### [Written problem]
Repeat exactly, and only, the lines from the one containing "Output a JSON" through the end of the records.

[Figure dataset records]
========
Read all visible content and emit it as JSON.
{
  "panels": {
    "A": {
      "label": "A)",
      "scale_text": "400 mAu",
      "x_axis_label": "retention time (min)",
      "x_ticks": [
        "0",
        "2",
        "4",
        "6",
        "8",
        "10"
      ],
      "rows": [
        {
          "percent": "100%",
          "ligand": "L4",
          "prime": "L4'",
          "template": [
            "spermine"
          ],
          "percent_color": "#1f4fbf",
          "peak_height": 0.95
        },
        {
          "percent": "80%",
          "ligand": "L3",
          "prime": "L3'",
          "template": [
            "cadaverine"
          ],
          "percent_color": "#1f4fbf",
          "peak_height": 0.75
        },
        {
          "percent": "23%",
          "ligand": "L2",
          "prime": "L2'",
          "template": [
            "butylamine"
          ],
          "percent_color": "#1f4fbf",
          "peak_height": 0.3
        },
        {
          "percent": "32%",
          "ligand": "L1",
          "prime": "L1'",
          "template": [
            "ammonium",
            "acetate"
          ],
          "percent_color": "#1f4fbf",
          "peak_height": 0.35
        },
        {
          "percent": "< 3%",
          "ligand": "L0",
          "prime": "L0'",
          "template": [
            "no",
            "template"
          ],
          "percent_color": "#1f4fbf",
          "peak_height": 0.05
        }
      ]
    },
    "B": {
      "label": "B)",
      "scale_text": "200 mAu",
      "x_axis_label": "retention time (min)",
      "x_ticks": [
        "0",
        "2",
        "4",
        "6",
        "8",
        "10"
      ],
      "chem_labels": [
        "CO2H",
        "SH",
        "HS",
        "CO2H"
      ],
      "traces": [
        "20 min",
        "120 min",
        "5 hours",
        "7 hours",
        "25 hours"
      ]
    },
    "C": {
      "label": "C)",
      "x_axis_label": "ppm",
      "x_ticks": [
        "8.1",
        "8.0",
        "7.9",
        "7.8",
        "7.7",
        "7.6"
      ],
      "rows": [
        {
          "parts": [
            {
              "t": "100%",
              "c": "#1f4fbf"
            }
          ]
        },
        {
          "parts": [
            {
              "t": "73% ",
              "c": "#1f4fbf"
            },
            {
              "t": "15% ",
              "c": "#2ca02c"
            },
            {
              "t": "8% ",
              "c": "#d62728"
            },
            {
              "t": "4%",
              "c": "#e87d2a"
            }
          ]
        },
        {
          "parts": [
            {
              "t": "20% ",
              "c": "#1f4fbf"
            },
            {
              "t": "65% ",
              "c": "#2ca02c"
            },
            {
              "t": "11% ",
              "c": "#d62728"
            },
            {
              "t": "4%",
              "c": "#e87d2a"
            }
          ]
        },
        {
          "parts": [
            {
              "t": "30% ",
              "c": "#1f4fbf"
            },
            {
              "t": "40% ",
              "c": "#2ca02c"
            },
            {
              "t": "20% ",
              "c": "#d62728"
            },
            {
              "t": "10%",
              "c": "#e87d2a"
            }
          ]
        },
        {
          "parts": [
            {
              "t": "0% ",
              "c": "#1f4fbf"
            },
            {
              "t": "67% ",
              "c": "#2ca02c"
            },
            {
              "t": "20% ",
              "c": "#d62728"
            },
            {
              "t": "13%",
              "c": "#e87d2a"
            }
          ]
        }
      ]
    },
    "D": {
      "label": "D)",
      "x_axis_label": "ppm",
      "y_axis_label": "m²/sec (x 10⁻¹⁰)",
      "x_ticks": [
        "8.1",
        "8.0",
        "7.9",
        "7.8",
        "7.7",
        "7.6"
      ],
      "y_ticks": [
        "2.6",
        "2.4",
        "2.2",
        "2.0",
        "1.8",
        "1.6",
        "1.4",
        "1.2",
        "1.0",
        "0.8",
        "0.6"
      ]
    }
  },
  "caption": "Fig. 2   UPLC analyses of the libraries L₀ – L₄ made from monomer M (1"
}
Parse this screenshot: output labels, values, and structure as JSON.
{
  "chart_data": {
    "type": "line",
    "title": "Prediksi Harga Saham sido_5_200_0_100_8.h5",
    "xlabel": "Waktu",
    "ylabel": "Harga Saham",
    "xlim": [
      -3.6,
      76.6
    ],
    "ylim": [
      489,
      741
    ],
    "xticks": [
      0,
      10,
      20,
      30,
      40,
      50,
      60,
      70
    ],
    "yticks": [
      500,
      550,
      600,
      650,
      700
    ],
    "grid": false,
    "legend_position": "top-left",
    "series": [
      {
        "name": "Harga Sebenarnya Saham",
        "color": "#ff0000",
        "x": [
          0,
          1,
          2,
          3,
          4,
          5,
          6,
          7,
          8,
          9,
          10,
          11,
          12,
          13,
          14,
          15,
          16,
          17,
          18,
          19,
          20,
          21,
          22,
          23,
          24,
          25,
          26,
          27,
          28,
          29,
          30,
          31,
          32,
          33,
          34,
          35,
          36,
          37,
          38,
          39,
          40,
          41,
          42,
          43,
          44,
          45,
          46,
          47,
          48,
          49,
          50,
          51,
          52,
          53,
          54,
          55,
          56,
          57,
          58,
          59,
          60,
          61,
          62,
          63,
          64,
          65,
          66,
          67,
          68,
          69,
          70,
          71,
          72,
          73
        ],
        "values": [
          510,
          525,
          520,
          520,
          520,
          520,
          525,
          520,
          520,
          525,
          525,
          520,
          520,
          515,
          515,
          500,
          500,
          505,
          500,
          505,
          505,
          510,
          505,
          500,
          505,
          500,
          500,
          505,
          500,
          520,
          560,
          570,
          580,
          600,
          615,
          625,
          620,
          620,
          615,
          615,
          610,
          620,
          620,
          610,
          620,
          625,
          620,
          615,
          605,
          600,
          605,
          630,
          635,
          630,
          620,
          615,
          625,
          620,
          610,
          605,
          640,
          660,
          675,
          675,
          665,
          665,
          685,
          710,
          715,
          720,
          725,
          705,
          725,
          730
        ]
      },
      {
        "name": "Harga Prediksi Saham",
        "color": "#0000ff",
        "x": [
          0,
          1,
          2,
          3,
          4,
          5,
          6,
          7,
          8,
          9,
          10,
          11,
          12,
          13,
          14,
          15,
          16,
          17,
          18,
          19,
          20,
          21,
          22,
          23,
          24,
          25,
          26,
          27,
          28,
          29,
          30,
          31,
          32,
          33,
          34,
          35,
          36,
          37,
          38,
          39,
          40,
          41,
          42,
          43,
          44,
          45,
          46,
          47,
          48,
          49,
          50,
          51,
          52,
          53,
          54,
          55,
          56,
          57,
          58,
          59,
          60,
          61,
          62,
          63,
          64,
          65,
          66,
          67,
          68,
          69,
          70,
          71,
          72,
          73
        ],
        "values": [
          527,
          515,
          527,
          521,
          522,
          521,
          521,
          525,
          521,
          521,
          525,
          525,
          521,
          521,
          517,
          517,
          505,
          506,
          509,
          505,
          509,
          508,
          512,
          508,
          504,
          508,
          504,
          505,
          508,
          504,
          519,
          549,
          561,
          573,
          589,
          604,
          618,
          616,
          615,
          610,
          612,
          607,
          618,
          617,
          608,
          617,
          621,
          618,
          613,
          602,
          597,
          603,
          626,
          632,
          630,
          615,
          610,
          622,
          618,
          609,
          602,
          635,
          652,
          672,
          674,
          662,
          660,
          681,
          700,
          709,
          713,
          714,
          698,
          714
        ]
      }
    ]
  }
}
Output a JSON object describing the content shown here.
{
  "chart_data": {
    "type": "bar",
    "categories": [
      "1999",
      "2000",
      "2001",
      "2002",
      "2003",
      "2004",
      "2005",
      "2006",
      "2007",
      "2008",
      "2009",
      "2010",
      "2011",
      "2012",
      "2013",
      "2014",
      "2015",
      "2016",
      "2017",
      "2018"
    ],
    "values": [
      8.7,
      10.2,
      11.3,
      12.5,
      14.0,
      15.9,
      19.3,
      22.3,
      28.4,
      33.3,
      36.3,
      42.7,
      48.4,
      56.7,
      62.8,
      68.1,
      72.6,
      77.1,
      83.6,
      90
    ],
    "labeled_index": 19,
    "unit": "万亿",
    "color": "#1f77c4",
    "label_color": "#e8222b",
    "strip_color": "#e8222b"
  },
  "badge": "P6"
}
========
### [Completed exercise]
Output a JSON object describing the content shown here.
{
  "chart_data": {
    "type": "bar",
    "categories": [
      "1999",
      "2000",
      "2001",
      "2002",
      "2003",
      "2004",
      "2005",
      "2006",
      "2007",
      "2008",
      "2009",
      "2010",
      "2011",
      "2012",
      "2013",
      "2014",
      "2015",
      "2016",
      "2017",
      "2018"
    ],
    "values": [
      8.7,
      10.2,
      11.3,
      12.5,
      14.0,
      15.9,
      19.3,
      22.3,
      28.4,
      33.3,
      36.3,
      42.7,
      48.4,
      56.7,
      62.8,
      68.1,
      72.6,
      77.1,
      83.6,
      90
    ],
    "labeled_index": 19,
    "unit": "万亿",
    "color": "#1f77c4",
    "label_color": "#e8222b",
    "strip_color": "#e8222b"
  },
  "badge": "P6"
}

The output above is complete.